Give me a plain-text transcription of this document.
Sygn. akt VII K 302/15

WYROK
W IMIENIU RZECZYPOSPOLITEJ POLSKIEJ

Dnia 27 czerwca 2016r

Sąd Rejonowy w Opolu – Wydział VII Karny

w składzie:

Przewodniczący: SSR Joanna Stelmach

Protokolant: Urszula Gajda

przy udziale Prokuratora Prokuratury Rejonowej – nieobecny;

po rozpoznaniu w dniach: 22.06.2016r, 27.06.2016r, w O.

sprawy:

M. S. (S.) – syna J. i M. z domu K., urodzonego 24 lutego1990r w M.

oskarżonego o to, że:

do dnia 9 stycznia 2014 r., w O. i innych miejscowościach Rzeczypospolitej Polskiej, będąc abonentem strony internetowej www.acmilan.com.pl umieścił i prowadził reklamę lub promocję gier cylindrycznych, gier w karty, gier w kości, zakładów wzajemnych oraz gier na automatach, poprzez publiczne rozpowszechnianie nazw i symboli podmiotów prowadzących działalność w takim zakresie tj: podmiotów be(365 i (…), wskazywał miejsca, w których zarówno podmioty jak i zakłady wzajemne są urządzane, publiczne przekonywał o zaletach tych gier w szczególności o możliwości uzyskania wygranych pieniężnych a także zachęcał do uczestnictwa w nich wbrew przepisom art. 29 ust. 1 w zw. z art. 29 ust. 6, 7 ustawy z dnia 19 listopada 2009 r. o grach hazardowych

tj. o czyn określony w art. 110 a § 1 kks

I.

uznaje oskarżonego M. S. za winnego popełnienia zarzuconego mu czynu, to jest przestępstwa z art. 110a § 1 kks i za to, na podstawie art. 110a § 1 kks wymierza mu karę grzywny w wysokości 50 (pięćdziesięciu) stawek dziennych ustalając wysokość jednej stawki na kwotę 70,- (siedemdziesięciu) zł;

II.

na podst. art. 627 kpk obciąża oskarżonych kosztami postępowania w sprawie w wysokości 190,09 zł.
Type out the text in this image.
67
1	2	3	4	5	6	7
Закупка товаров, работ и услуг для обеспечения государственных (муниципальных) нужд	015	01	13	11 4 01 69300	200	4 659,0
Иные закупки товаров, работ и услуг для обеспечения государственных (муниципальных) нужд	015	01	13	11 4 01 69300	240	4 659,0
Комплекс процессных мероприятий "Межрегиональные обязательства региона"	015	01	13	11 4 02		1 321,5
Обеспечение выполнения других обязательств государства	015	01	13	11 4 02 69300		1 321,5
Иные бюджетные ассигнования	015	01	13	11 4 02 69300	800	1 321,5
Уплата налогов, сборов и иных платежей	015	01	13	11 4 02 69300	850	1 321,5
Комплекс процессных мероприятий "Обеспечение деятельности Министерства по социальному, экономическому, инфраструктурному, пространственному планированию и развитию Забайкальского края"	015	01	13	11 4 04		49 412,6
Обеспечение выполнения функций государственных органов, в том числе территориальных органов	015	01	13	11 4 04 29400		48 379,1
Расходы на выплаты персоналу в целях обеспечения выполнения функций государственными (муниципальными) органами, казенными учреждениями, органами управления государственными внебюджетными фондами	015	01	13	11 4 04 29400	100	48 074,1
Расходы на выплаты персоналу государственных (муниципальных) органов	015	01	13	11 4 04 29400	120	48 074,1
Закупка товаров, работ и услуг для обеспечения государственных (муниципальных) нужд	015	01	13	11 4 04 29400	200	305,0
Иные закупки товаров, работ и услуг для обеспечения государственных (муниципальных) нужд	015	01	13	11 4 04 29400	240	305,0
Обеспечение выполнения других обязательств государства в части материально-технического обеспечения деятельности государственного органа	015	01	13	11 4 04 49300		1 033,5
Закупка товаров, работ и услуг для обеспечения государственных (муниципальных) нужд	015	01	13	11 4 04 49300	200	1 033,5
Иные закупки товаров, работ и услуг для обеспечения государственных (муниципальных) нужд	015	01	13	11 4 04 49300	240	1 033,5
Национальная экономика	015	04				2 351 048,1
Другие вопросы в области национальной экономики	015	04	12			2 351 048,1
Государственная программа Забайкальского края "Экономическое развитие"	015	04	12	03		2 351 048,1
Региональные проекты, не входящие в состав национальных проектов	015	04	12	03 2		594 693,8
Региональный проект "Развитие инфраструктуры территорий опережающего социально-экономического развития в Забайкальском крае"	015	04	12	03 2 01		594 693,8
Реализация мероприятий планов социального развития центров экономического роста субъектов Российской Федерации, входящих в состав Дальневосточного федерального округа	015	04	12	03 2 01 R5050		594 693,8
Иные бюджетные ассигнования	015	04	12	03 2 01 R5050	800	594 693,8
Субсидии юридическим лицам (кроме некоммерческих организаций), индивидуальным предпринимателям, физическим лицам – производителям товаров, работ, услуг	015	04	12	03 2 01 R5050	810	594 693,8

------------------------------------------------

Set problem:
Find the string "функций" in the entries above and return each line that holds it.

Result of the task:
Обеспечение выполнения функций государственных органов, в том числе территориальных органов	015	01	13	11 4 04 29400		48 379,1
Расходы на выплаты персоналу в целях обеспечения выполнения функций государственными (муниципальными) органами, казенными учреждениями, органами управления государственными внебюджетными фондами	015	01	13	11 4 04 29400	100	48 074,1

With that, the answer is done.